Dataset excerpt
>>>
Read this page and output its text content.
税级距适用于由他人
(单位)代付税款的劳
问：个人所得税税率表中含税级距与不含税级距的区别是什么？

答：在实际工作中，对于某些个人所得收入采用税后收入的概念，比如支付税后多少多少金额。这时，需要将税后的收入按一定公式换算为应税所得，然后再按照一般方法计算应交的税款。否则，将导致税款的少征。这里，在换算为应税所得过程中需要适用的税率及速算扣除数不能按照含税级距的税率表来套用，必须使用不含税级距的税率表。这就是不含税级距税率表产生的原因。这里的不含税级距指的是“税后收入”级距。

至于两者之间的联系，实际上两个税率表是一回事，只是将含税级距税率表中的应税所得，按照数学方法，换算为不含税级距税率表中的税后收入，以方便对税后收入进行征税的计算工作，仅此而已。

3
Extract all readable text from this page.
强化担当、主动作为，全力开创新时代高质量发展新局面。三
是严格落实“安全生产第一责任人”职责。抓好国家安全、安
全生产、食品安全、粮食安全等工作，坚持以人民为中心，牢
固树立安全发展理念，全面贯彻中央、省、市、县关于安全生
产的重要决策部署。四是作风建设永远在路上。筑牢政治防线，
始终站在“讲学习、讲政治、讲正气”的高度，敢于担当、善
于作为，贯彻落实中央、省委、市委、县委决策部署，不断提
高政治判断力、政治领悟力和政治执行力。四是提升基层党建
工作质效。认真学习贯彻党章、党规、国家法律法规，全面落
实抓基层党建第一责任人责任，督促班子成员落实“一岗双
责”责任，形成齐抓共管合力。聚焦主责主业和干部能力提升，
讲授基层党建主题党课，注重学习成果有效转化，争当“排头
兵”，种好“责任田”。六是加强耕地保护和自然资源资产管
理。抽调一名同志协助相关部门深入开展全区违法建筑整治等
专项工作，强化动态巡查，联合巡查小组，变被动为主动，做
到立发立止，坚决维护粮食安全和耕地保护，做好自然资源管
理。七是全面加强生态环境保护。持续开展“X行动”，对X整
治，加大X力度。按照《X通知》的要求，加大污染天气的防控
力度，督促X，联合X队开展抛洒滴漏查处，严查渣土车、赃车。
<<<
→ GIVEN EXERCISE
Exactly as written, please output every entry.

→ ANSWER IN FULL
Read this page and output its text content.
税级距适用于由他人
(单位)代付税款的劳
问：个人所得税税率表中含税级距与不含税级距的区别是什么？

答：在实际工作中，对于某些个人所得收入采用税后收入的概念，比如支付税后多少多少金额。这时，需要将税后的收入按一定公式换算为应税所得，然后再按照一般方法计算应交的税款。否则，将导致税款的少征。这里，在换算为应税所得过程中需要适用的税率及速算扣除数不能按照含税级距的税率表来套用，必须使用不含税级距的税率表。这就是不含税级距税率表产生的原因。这里的不含税级距指的是“税后收入”级距。

至于两者之间的联系，实际上两个税率表是一回事，只是将含税级距税率表中的应税所得，按照数学方法，换算为不含税级距税率表中的税后收入，以方便对税后收入进行征税的计算工作，仅此而已。

3
Extract all readable text from this page.
强化担当、主动作为，全力开创新时代高质量发展新局面。三
是严格落实“安全生产第一责任人”职责。抓好国家安全、安
全生产、食品安全、粮食安全等工作，坚持以人民为中心，牢
固树立安全发展理念，全面贯彻中央、省、市、县关于安全生
产的重要决策部署。四是作风建设永远在路上。筑牢政治防线，
始终站在“讲学习、讲政治、讲正气”的高度，敢于担当、善
于作为，贯彻落实中央、省委、市委、县委决策部署，不断提
高政治判断力、政治领悟力和政治执行力。四是提升基层党建
工作质效。认真学习贯彻党章、党规、国家法律法规，全面落
实抓基层党建第一责任人责任，督促班子成员落实“一岗双
责”责任，形成齐抓共管合力。聚焦主责主业和干部能力提升，
讲授基层党建主题党课，注重学习成果有效转化，争当“排头
兵”，种好“责任田”。六是加强耕地保护和自然资源资产管
理。抽调一名同志协助相关部门深入开展全区违法建筑整治等
专项工作，强化动态巡查，联合巡查小组，变被动为主动，做
到立发立止，坚决维护粮食安全和耕地保护，做好自然资源管
理。七是全面加强生态环境保护。持续开展“X行动”，对X整
治，加大X力度。按照《X通知》的要求，加大污染天气的防控
力度，督促X，联合X队开展抛洒滴漏查处，严查渣土车、赃车。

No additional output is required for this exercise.